**TASK MATERIAL:**
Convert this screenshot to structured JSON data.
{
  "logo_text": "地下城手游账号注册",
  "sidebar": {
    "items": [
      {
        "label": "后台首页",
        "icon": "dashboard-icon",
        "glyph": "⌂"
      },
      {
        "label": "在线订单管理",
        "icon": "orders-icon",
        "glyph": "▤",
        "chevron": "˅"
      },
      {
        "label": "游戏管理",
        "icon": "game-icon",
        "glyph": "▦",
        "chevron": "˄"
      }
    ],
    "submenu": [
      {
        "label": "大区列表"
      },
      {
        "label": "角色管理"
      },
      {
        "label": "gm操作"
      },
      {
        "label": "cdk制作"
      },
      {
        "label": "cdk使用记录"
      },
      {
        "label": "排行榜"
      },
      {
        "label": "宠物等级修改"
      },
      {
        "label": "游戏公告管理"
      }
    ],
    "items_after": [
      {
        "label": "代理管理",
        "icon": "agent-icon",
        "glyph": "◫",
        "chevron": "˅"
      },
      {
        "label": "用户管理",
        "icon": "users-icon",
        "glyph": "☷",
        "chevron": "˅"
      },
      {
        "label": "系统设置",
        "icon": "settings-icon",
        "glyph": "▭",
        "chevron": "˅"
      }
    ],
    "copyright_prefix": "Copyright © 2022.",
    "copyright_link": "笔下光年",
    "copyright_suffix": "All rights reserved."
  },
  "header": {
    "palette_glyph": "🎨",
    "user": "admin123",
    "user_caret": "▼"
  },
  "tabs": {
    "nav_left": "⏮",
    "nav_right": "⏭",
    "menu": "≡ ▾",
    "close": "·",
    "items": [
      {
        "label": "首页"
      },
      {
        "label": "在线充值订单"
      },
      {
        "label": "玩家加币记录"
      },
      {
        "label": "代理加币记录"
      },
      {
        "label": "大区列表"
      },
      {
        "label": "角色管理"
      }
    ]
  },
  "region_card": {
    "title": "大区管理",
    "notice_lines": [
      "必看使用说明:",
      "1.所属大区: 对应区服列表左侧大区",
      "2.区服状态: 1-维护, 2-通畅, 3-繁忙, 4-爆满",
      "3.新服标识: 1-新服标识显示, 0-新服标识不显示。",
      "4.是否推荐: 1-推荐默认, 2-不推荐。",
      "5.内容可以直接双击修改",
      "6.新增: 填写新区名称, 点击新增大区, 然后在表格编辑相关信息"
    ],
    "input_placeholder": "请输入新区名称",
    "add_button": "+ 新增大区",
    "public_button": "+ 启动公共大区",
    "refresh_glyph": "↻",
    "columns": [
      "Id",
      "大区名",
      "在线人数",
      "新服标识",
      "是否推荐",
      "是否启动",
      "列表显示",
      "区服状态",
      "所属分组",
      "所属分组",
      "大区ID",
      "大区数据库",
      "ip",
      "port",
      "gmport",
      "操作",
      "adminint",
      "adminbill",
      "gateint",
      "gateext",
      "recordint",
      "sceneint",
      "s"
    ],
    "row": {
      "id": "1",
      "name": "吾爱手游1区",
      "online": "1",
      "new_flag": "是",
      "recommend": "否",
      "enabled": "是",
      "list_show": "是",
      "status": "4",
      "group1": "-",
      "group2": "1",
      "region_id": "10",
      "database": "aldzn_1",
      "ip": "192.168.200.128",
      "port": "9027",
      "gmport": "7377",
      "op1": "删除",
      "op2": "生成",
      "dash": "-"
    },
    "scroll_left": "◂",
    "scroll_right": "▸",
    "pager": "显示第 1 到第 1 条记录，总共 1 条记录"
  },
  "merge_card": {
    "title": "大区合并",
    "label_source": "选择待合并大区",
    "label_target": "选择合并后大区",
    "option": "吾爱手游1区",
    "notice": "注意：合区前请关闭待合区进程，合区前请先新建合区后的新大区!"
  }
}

**SET PROBLEM:**
Extract the data exactly as given.

**RESPONSE TO THIS TASK:**
Convert this screenshot to structured JSON data.
{
  "logo_text": "地下城手游账号注册",
  "sidebar": {
    "items": [
      {
        "label": "后台首页",
        "icon": "dashboard-icon",
        "glyph": "⌂"
      },
      {
        "label": "在线订单管理",
        "icon": "orders-icon",
        "glyph": "▤",
        "chevron": "˅"
      },
      {
        "label": "游戏管理",
        "icon": "game-icon",
        "glyph": "▦",
        "chevron": "˄"
      }
    ],
    "submenu": [
      {
        "label": "大区列表"
      },
      {
        "label": "角色管理"
      },
      {
        "label": "gm操作"
      },
      {
        "label": "cdk制作"
      },
      {
        "label": "cdk使用记录"
      },
      {
        "label": "排行榜"
      },
      {
        "label": "宠物等级修改"
      },
      {
        "label": "游戏公告管理"
      }
    ],
    "items_after": [
      {
        "label": "代理管理",
        "icon": "agent-icon",
        "glyph": "◫",
        "chevron": "˅"
      },
      {
        "label": "用户管理",
        "icon": "users-icon",
        "glyph": "☷",
        "chevron": "˅"
      },
      {
        "label": "系统设置",
        "icon": "settings-icon",
        "glyph": "▭",
        "chevron": "˅"
      }
    ],
    "copyright_prefix": "Copyright © 2022.",
    "copyright_link": "笔下光年",
    "copyright_suffix": "All rights reserved."
  },
  "header": {
    "palette_glyph": "🎨",
    "user": "admin123",
    "user_caret": "▼"
  },
  "tabs": {
    "nav_left": "⏮",
    "nav_right": "⏭",
    "menu": "≡ ▾",
    "close": "·",
    "items": [
      {
        "label": "首页"
      },
      {
        "label": "在线充值订单"
      },
      {
        "label": "玩家加币记录"
      },
      {
        "label": "代理加币记录"
      },
      {
        "label": "大区列表"
      },
      {
        "label": "角色管理"
      }
    ]
  },
  "region_card": {
    "title": "大区管理",
    "notice_lines": [
      "必看使用说明:",
      "1.所属大区: 对应区服列表左侧大区",
      "2.区服状态: 1-维护, 2-通畅, 3-繁忙, 4-爆满",
      "3.新服标识: 1-新服标识显示, 0-新服标识不显示。",
      "4.是否推荐: 1-推荐默认, 2-不推荐。",
      "5.内容可以直接双击修改",
      "6.新增: 填写新区名称, 点击新增大区, 然后在表格编辑相关信息"
    ],
    "input_placeholder": "请输入新区名称",
    "add_button": "+ 新增大区",
    "public_button": "+ 启动公共大区",
    "refresh_glyph": "↻",
    "columns": [
      "Id",
      "大区名",
      "在线人数",
      "新服标识",
      "是否推荐",
      "是否启动",
      "列表显示",
      "区服状态",
      "所属分组",
      "所属分组",
      "大区ID",
      "大区数据库",
      "ip",
      "port",
      "gmport",
      "操作",
      "adminint",
      "adminbill",
      "gateint",
      "gateext",
      "recordint",
      "sceneint",
      "s"
    ],
    "row": {
      "id": "1",
      "name": "吾爱手游1区",
      "online": "1",
      "new_flag": "是",
      "recommend": "否",
      "enabled": "是",
      "list_show": "是",
      "status": "4",
      "group1": "-",
      "group2": "1",
      "region_id": "10",
      "database": "aldzn_1",
      "ip": "192.168.200.128",
      "port": "9027",
      "gmport": "7377",
      "op1": "删除",
      "op2": "生成",
      "dash": "-"
    },
    "scroll_left": "◂",
    "scroll_right": "▸",
    "pager": "显示第 1 到第 1 条记录，总共 1 条记录"
  },
  "merge_card": {
    "title": "大区合并",
    "label_source": "选择待合并大区",
    "label_target": "选择合并后大区",
    "option": "吾爱手游1区",
    "notice": "注意：合区前请关闭待合区进程，合区前请先新建合区后的新大区!"
  }
}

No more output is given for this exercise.